## Aim of the task
Restate the data word for word and leave the images out.

(Data excerpts)
################

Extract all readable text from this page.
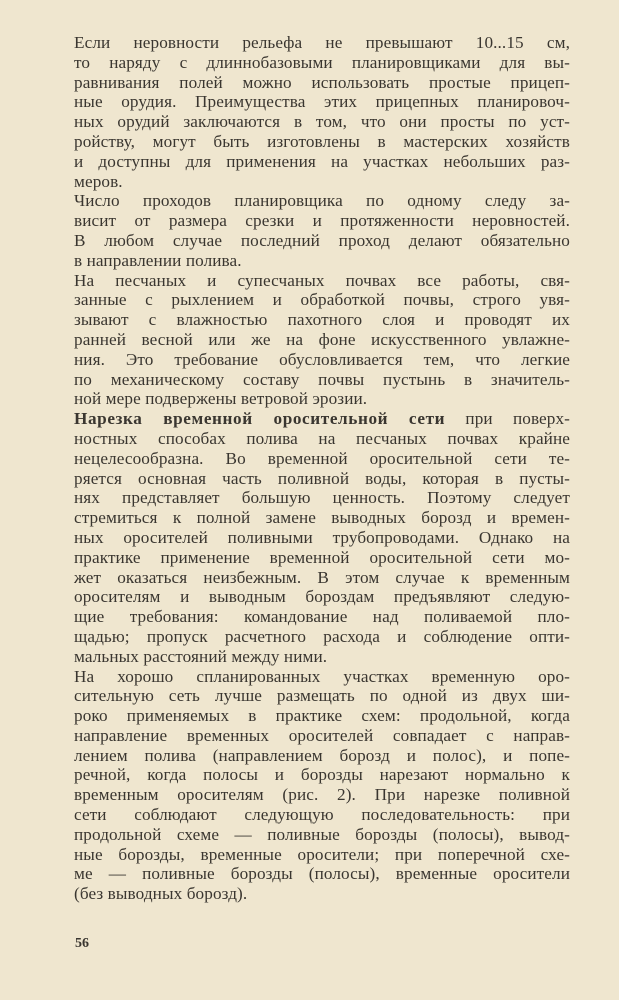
Если неровности рельефа не превышают 10...15 см,
то наряду с длиннобазовыми планировщиками для вы-
равнивания полей можно использовать простые прицеп-
ные орудия. Преимущества этих прицепных планировоч-
ных орудий заключаются в том, что они просты по уст-
ройству, могут быть изготовлены в мастерских хозяйств
и доступны для применения на участках небольших раз-
меров.
Число проходов планировщика по одному следу за-
висит от размера срезки и протяженности неровностей.
В любом случае последний проход делают обязательно
в направлении полива.
На песчаных и супесчаных почвах все работы, свя-
занные с рыхлением и обработкой почвы, строго увя-
зывают с влажностью пахотного слоя и проводят их
ранней весной или же на фоне искусственного увлажне-
ния. Это требование обусловливается тем, что легкие
по механическому составу почвы пустынь в значитель-
ной мере подвержены ветровой эрозии.
Нарезка временной оросительной сети при поверх-
ностных способах полива на песчаных почвах крайне
нецелесообразна. Во временной оросительной сети те-
ряется основная часть поливной воды, которая в пусты-
нях представляет большую ценность. Поэтому следует
стремиться к полной замене выводных борозд и времен-
ных оросителей поливными трубопроводами. Однако на
практике применение временной оросительной сети мо-
жет оказаться неизбежным. В этом случае к временным
оросителям и выводным бороздам предъявляют следую-
щие требования: командование над поливаемой пло-
щадью; пропуск расчетного расхода и соблюдение опти-
мальных расстояний между ними.
На хорошо спланированных участках временную оро-
сительную сеть лучше размещать по одной из двух ши-
роко применяемых в практике схем: продольной, когда
направление временных оросителей совпадает с направ-
лением полива (направлением борозд и полос), и попе-
речной, когда полосы и борозды нарезают нормально к
временным оросителям (рис. 2). При нарезке поливной
сети соблюдают следующую последовательность: при
продольной схеме — поливные борозды (полосы), вывод-
ные борозды, временные оросители; при поперечной схе-
ме — поливные борозды (полосы), временные оросители
(без выводных борозд).
56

################

## Right answer
Extract all readable text from this page.
Если неровности рельефа не превышают 10...15 см,
то наряду с длиннобазовыми планировщиками для вы-
равнивания полей можно использовать простые прицеп-
ные орудия. Преимущества этих прицепных планировоч-
ных орудий заключаются в том, что они просты по уст-
ройству, могут быть изготовлены в мастерских хозяйств
и доступны для применения на участках небольших раз-
меров.
Число проходов планировщика по одному следу за-
висит от размера срезки и протяженности неровностей.
В любом случае последний проход делают обязательно
в направлении полива.
На песчаных и супесчаных почвах все работы, свя-
занные с рыхлением и обработкой почвы, строго увя-
зывают с влажностью пахотного слоя и проводят их
ранней весной или же на фоне искусственного увлажне-
ния. Это требование обусловливается тем, что легкие
по механическому составу почвы пустынь в значитель-
ной мере подвержены ветровой эрозии.
Нарезка временной оросительной сети при поверх-
ностных способах полива на песчаных почвах крайне
нецелесообразна. Во временной оросительной сети те-
ряется основная часть поливной воды, которая в пусты-
нях представляет большую ценность. Поэтому следует
стремиться к полной замене выводных борозд и времен-
ных оросителей поливными трубопроводами. Однако на
практике применение временной оросительной сети мо-
жет оказаться неизбежным. В этом случае к временным
оросителям и выводным бороздам предъявляют следую-
щие требования: командование над поливаемой пло-
щадью; пропуск расчетного расхода и соблюдение опти-
мальных расстояний между ними.
На хорошо спланированных участках временную оро-
сительную сеть лучше размещать по одной из двух ши-
роко применяемых в практике схем: продольной, когда
направление временных оросителей совпадает с направ-
лением полива (направлением борозд и полос), и попе-
речной, когда полосы и борозды нарезают нормально к
временным оросителям (рис. 2). При нарезке поливной
сети соблюдают следующую последовательность: при
продольной схеме — поливные борозды (полосы), вывод-
ные борозды, временные оросители; при поперечной схе-
ме — поливные борозды (полосы), временные оросители
(без выводных борозд).
56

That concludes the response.